### PROVIDED DATA ###

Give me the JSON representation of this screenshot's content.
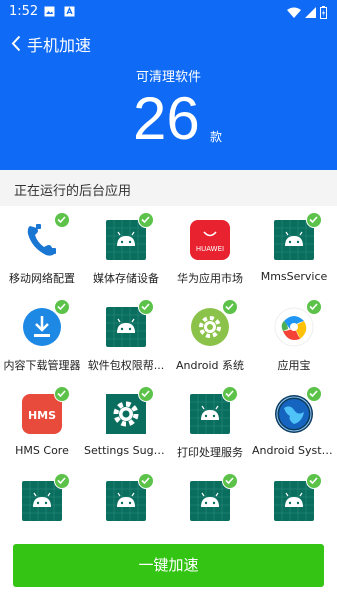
{
  "status_bar": {
    "time": "1:52"
  },
  "header": {
    "title": "手机加速",
    "clean_label": "可清理软件",
    "count": "26",
    "count_unit": "款"
  },
  "section": {
    "title": "正在运行的后台应用"
  },
  "apps": [
    {
      "label": "移动网络配置",
      "icon": "phone-icon"
    },
    {
      "label": "媒体存储设备",
      "icon": "android-icon"
    },
    {
      "label": "华为应用市场",
      "icon": "huawei-appgallery-icon",
      "icon_text": "HUAWEI"
    },
    {
      "label": "MmsService",
      "icon": "android-icon"
    },
    {
      "label": "内容下载管理器",
      "icon": "download-manager-icon"
    },
    {
      "label": "软件包权限帮...",
      "icon": "android-icon"
    },
    {
      "label": "Android 系统",
      "icon": "android-settings-gear-icon"
    },
    {
      "label": "应用宝",
      "icon": "yingyongbao-icon"
    },
    {
      "label": "HMS Core",
      "icon": "hms-core-icon",
      "icon_text": "HMS"
    },
    {
      "label": "Settings Sugge...",
      "icon": "settings-gear-icon"
    },
    {
      "label": "打印处理服务",
      "icon": "android-icon"
    },
    {
      "label": "Android Syste...",
      "icon": "globe-icon"
    },
    {
      "label": "",
      "icon": "android-icon"
    },
    {
      "label": "",
      "icon": "android-icon"
    },
    {
      "label": "",
      "icon": "android-icon"
    },
    {
      "label": "",
      "icon": "android-icon"
    }
  ],
  "action_button": {
    "label": "一键加速"
  },
  "colors": {
    "header_blue": "#0f6af5",
    "check_green": "#5cc24a",
    "button_green": "#33c414",
    "tile_teal": "#0a6e5f"
  }
}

###

Retype all of the entries exactly as written, leaving out any images.

Give me the JSON representation of this screenshot's content.
{
  "status_bar": {
    "time": "1:52"
  },
  "header": {
    "title": "手机加速",
    "clean_label": "可清理软件",
    "count": "26",
    "count_unit": "款"
  },
  "section": {
    "title": "正在运行的后台应用"
  },
  "apps": [
    {
      "label": "移动网络配置",
      "icon": "phone-icon"
    },
    {
      "label": "媒体存储设备",
      "icon": "android-icon"
    },
    {
      "label": "华为应用市场",
      "icon": "huawei-appgallery-icon",
      "icon_text": "HUAWEI"
    },
    {
      "label": "MmsService",
      "icon": "android-icon"
    },
    {
      "label": "内容下载管理器",
      "icon": "download-manager-icon"
    },
    {
      "label": "软件包权限帮...",
      "icon": "android-icon"
    },
    {
      "label": "Android 系统",
      "icon": "android-settings-gear-icon"
    },
    {
      "label": "应用宝",
      "icon": "yingyongbao-icon"
    },
    {
      "label": "HMS Core",
      "icon": "hms-core-icon",
      "icon_text": "HMS"
    },
    {
      "label": "Settings Sugge...",
      "icon": "settings-gear-icon"
    },
    {
      "label": "打印处理服务",
      "icon": "android-icon"
    },
    {
      "label": "Android Syste...",
      "icon": "globe-icon"
    },
    {
      "label": "",
      "icon": "android-icon"
    },
    {
      "label": "",
      "icon": "android-icon"
    },
    {
      "label": "",
      "icon": "android-icon"
    },
    {
      "label": "",
      "icon": "android-icon"
    }
  ],
  "action_button": {
    "label": "一键加速"
  },
  "colors": {
    "header_blue": "#0f6af5",
    "check_green": "#5cc24a",
    "button_green": "#33c414",
    "tile_teal": "#0a6e5f"
  }
}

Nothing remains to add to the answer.